# start of SUPPLIED RECORDS
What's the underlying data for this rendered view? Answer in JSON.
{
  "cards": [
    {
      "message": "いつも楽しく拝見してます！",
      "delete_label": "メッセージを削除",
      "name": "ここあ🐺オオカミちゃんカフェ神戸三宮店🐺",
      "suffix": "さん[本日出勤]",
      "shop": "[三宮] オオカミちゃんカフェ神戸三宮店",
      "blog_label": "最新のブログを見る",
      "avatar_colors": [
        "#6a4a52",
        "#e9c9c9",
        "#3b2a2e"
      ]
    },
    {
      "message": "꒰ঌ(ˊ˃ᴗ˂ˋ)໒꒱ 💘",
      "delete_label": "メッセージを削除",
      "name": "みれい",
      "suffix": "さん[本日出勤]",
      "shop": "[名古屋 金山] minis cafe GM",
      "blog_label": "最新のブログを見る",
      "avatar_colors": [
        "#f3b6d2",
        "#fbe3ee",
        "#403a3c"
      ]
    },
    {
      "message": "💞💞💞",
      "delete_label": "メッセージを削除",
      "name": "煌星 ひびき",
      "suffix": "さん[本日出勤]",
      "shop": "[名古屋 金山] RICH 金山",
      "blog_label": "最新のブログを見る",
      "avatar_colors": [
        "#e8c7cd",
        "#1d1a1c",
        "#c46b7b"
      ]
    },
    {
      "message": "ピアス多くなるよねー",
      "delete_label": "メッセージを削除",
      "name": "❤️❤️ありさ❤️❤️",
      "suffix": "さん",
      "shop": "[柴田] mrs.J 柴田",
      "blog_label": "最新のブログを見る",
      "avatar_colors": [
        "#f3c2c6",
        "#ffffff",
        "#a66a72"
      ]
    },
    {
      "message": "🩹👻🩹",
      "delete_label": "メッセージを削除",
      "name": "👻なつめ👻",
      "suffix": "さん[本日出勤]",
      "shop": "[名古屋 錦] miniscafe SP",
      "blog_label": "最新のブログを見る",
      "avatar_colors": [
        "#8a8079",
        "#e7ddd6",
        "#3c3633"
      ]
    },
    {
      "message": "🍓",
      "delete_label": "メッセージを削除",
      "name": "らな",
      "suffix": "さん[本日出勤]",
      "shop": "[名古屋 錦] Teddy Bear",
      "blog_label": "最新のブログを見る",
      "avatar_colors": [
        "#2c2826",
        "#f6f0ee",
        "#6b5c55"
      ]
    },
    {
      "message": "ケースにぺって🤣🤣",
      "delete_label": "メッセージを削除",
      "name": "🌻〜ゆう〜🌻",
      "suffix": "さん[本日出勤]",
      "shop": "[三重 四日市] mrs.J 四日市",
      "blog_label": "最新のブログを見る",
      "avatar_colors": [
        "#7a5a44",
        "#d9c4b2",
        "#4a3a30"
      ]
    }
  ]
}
# end of SUPPLIED RECORDS
> **WHAT THE TASK REQUIRES**: Make an exact copy of every line in the data.

> **WRITTEN SOLUTION**:
What's the underlying data for this rendered view? Answer in JSON.
{
  "cards": [
    {
      "message": "いつも楽しく拝見してます！",
      "delete_label": "メッセージを削除",
      "name": "ここあ🐺オオカミちゃんカフェ神戸三宮店🐺",
      "suffix": "さん[本日出勤]",
      "shop": "[三宮] オオカミちゃんカフェ神戸三宮店",
      "blog_label": "最新のブログを見る",
      "avatar_colors": [
        "#6a4a52",
        "#e9c9c9",
        "#3b2a2e"
      ]
    },
    {
      "message": "꒰ঌ(ˊ˃ᴗ˂ˋ)໒꒱ 💘",
      "delete_label": "メッセージを削除",
      "name": "みれい",
      "suffix": "さん[本日出勤]",
      "shop": "[名古屋 金山] minis cafe GM",
      "blog_label": "最新のブログを見る",
      "avatar_colors": [
        "#f3b6d2",
        "#fbe3ee",
        "#403a3c"
      ]
    },
    {
      "message": "💞💞💞",
      "delete_label": "メッセージを削除",
      "name": "煌星 ひびき",
      "suffix": "さん[本日出勤]",
      "shop": "[名古屋 金山] RICH 金山",
      "blog_label": "最新のブログを見る",
      "avatar_colors": [
        "#e8c7cd",
        "#1d1a1c",
        "#c46b7b"
      ]
    },
    {
      "message": "ピアス多くなるよねー",
      "delete_label": "メッセージを削除",
      "name": "❤️❤️ありさ❤️❤️",
      "suffix": "さん",
      "shop": "[柴田] mrs.J 柴田",
      "blog_label": "最新のブログを見る",
      "avatar_colors": [
        "#f3c2c6",
        "#ffffff",
        "#a66a72"
      ]
    },
    {
      "message": "🩹👻🩹",
      "delete_label": "メッセージを削除",
      "name": "👻なつめ👻",
      "suffix": "さん[本日出勤]",
      "shop": "[名古屋 錦] miniscafe SP",
      "blog_label": "最新のブログを見る",
      "avatar_colors": [
        "#8a8079",
        "#e7ddd6",
        "#3c3633"
      ]
    },
    {
      "message": "🍓",
      "delete_label": "メッセージを削除",
      "name": "らな",
      "suffix": "さん[本日出勤]",
      "shop": "[名古屋 錦] Teddy Bear",
      "blog_label": "最新のブログを見る",
      "avatar_colors": [
        "#2c2826",
        "#f6f0ee",
        "#6b5c55"
      ]
    },
    {
      "message": "ケースにぺって🤣🤣",
      "delete_label": "メッセージを削除",
      "name": "🌻〜ゆう〜🌻",
      "suffix": "さん[本日出勤]",
      "shop": "[三重 四日市] mrs.J 四日市",
      "blog_label": "最新のブログを見る",
      "avatar_colors": [
        "#7a5a44",
        "#d9c4b2",
        "#4a3a30"
      ]
    }
  ]
}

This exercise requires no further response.